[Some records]

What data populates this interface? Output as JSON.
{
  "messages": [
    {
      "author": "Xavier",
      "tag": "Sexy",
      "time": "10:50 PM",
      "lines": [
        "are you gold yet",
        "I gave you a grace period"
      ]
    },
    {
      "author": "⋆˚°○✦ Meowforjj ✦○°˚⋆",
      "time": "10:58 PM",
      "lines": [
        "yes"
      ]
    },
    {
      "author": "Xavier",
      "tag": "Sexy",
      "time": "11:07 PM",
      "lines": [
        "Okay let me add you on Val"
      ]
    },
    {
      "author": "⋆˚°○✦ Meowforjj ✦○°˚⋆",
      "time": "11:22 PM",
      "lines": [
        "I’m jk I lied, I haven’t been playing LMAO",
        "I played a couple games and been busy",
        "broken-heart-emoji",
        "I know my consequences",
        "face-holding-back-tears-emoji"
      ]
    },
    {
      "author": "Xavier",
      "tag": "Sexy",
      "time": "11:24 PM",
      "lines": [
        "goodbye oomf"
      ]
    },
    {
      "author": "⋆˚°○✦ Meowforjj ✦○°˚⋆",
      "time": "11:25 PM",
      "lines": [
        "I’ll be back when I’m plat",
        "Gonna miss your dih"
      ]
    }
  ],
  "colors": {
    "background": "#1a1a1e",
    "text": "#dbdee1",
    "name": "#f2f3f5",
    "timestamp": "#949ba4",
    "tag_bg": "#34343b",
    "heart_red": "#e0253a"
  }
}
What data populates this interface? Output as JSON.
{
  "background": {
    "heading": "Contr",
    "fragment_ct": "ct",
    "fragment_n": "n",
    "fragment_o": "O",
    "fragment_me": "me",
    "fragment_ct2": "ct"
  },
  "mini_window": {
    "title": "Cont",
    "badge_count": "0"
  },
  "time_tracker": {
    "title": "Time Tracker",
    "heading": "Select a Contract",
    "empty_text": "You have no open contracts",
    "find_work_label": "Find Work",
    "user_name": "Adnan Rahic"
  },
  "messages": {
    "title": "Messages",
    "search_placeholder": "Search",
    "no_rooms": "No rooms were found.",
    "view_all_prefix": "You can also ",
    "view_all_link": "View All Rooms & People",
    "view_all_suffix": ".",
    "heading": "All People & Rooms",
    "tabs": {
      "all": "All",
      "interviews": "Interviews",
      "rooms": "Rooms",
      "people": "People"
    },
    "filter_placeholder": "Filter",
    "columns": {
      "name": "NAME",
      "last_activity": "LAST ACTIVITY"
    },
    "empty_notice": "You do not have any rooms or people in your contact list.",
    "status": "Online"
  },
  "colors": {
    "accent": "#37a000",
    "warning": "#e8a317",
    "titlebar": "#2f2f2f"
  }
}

▸ What the task asks
Your task is to retype all the records above with nothing left out.

▸ Written solution
What data populates this interface? Output as JSON.
{
  "messages": [
    {
      "author": "Xavier",
      "tag": "Sexy",
      "time": "10:50 PM",
      "lines": [
        "are you gold yet",
        "I gave you a grace period"
      ]
    },
    {
      "author": "⋆˚°○✦ Meowforjj ✦○°˚⋆",
      "time": "10:58 PM",
      "lines": [
        "yes"
      ]
    },
    {
      "author": "Xavier",
      "tag": "Sexy",
      "time": "11:07 PM",
      "lines": [
        "Okay let me add you on Val"
      ]
    },
    {
      "author": "⋆˚°○✦ Meowforjj ✦○°˚⋆",
      "time": "11:22 PM",
      "lines": [
        "I’m jk I lied, I haven’t been playing LMAO",
        "I played a couple games and been busy",
        "broken-heart-emoji",
        "I know my consequences",
        "face-holding-back-tears-emoji"
      ]
    },
    {
      "author": "Xavier",
      "tag": "Sexy",
      "time": "11:24 PM",
      "lines": [
        "goodbye oomf"
      ]
    },
    {
      "author": "⋆˚°○✦ Meowforjj ✦○°˚⋆",
      "time": "11:25 PM",
      "lines": [
        "I’ll be back when I’m plat",
        "Gonna miss your dih"
      ]
    }
  ],
  "colors": {
    "background": "#1a1a1e",
    "text": "#dbdee1",
    "name": "#f2f3f5",
    "timestamp": "#949ba4",
    "tag_bg": "#34343b",
    "heart_red": "#e0253a"
  }
}
What data populates this interface? Output as JSON.
{
  "background": {
    "heading": "Contr",
    "fragment_ct": "ct",
    "fragment_n": "n",
    "fragment_o": "O",
    "fragment_me": "me",
    "fragment_ct2": "ct"
  },
  "mini_window": {
    "title": "Cont",
    "badge_count": "0"
  },
  "time_tracker": {
    "title": "Time Tracker",
    "heading": "Select a Contract",
    "empty_text": "You have no open contracts",
    "find_work_label": "Find Work",
    "user_name": "Adnan Rahic"
  },
  "messages": {
    "title": "Messages",
    "search_placeholder": "Search",
    "no_rooms": "No rooms were found.",
    "view_all_prefix": "You can also ",
    "view_all_link": "View All Rooms & People",
    "view_all_suffix": ".",
    "heading": "All People & Rooms",
    "tabs": {
      "all": "All",
      "interviews": "Interviews",
      "rooms": "Rooms",
      "people": "People"
    },
    "filter_placeholder": "Filter",
    "columns": {
      "name": "NAME",
      "last_activity": "LAST ACTIVITY"
    },
    "empty_notice": "You do not have any rooms or people in your contact list.",
    "status": "Online"
  },
  "colors": {
    "accent": "#37a000",
    "warning": "#e8a317",
    "titlebar": "#2f2f2f"
  }
}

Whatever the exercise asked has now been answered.